— start Source material —

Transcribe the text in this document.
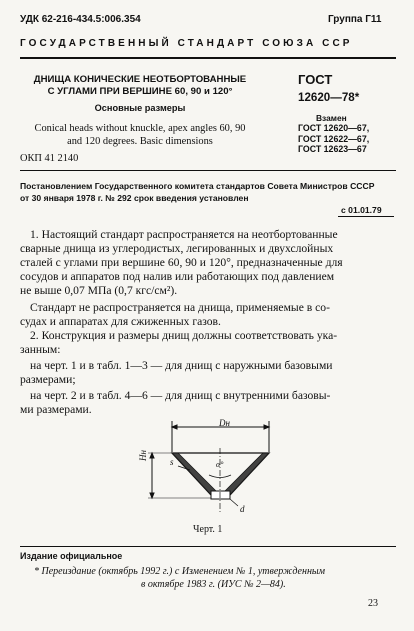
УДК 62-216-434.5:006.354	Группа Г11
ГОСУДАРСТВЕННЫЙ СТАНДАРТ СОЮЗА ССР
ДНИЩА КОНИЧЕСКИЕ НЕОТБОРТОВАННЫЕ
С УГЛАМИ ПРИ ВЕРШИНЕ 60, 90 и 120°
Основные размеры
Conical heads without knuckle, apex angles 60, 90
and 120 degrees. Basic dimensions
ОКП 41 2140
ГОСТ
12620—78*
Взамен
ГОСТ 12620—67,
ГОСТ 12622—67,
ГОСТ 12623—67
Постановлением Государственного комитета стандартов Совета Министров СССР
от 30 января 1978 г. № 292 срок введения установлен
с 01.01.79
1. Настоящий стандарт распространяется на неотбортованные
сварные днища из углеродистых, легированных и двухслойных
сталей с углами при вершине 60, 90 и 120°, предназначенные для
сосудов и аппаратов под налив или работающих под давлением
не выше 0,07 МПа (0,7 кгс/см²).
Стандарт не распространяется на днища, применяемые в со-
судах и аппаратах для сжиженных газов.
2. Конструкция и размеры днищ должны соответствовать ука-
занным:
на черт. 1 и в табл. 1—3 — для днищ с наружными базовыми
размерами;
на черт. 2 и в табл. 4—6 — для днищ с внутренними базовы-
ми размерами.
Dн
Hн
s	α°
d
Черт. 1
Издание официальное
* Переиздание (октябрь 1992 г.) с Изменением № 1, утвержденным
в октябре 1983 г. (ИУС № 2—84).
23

— end Source material —
— start Source material —

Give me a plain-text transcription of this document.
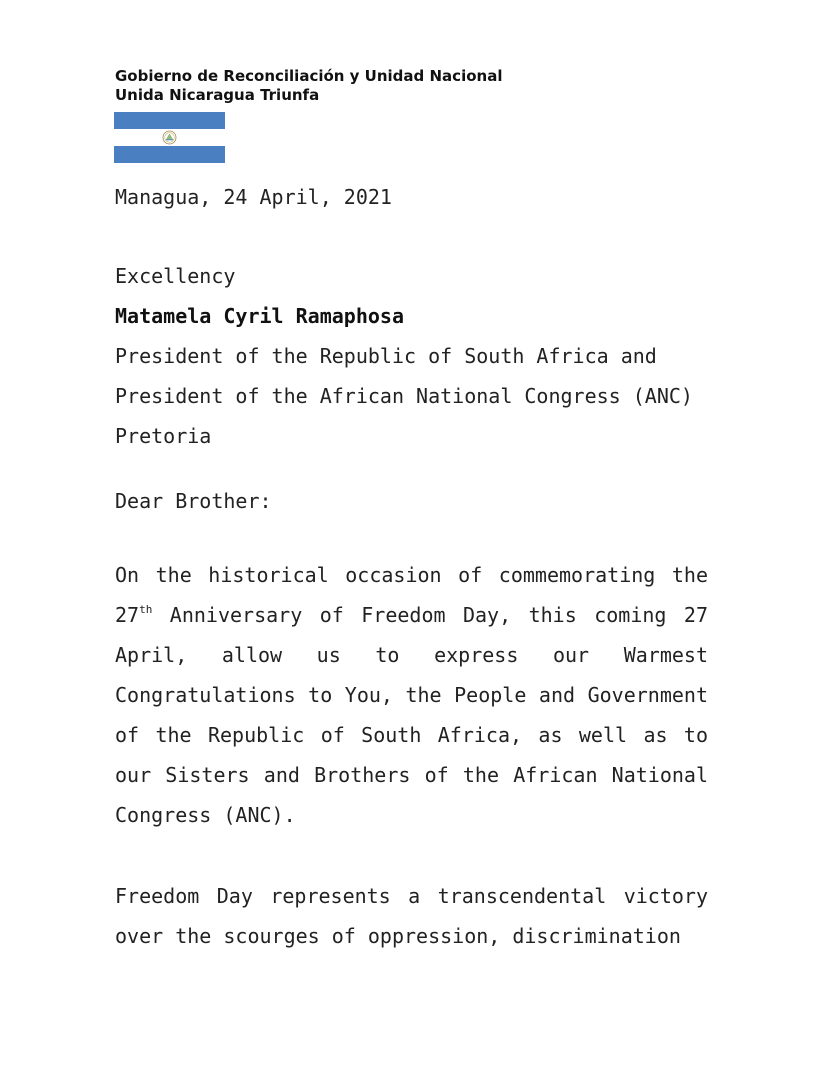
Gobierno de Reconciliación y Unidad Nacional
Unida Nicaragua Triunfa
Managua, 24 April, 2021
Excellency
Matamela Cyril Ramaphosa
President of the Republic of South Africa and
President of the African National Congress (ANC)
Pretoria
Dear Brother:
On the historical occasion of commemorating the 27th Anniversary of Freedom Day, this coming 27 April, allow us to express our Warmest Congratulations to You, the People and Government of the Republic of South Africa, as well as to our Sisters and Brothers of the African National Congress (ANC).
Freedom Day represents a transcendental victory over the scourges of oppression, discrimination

— end Source material —
— start Source material —

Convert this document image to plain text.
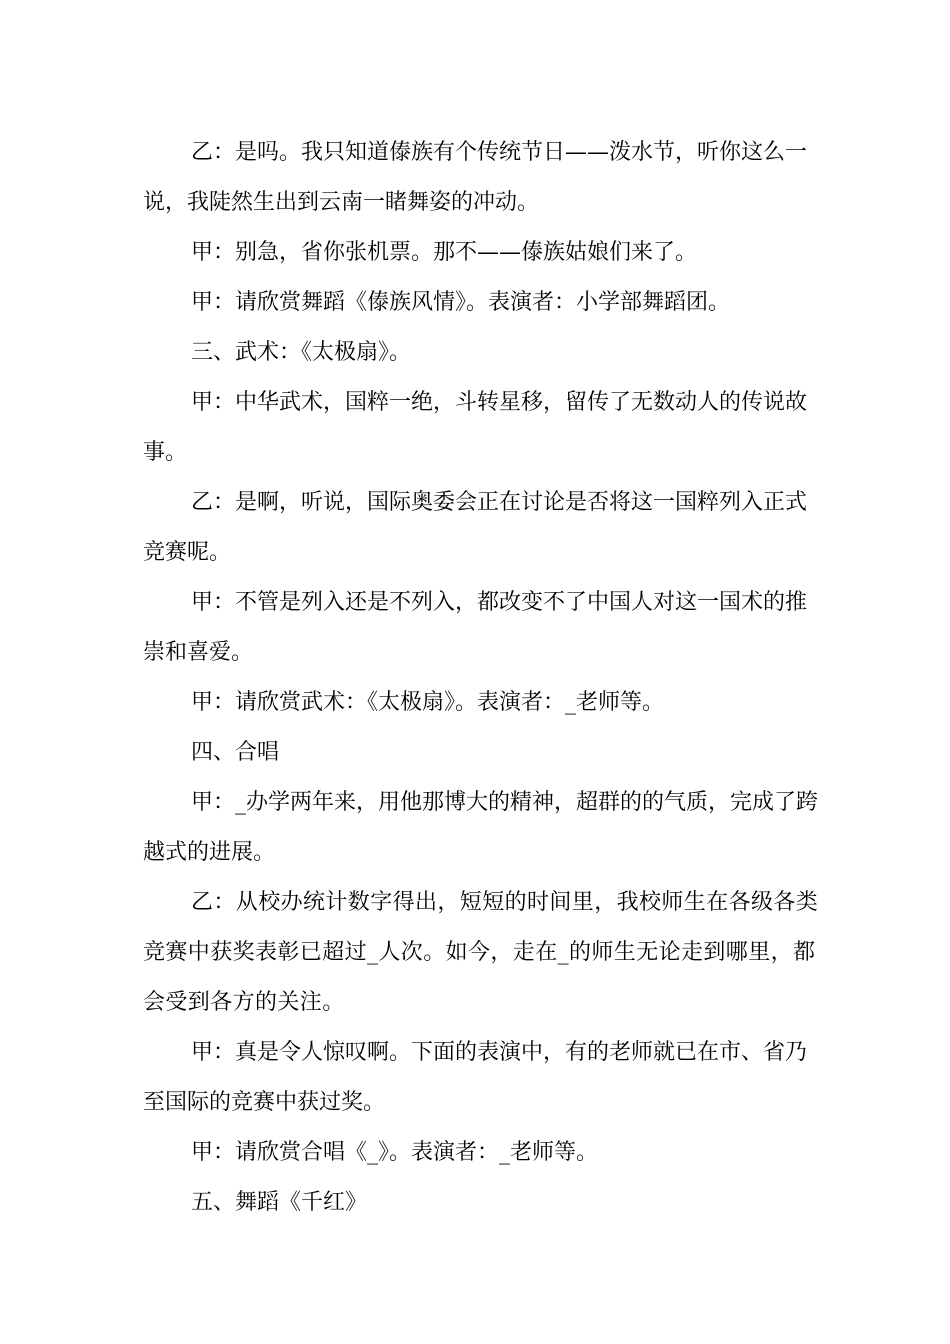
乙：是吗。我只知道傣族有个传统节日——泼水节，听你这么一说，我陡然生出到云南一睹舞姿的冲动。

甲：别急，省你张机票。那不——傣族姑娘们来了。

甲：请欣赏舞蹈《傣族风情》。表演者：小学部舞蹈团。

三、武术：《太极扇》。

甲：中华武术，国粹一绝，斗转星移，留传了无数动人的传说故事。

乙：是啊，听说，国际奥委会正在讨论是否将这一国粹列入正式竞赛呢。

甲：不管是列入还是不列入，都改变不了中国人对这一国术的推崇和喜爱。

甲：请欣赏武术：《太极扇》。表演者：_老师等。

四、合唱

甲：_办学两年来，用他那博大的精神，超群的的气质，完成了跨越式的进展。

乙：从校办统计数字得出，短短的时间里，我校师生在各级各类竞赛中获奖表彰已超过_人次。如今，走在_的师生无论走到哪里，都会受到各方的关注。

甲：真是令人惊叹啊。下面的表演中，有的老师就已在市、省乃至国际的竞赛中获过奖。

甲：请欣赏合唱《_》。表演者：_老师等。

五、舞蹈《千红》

— end Source material —

▶ [Task]:
Identify each line in the records above containing the word "табл"; copy those lines.

▶ [Result of this exercise]:
на черт. 1 и в табл. 1—3 — для днищ с наружными базовыми
на черт. 2 и в табл. 4—6 — для днищ с внутренними базовы-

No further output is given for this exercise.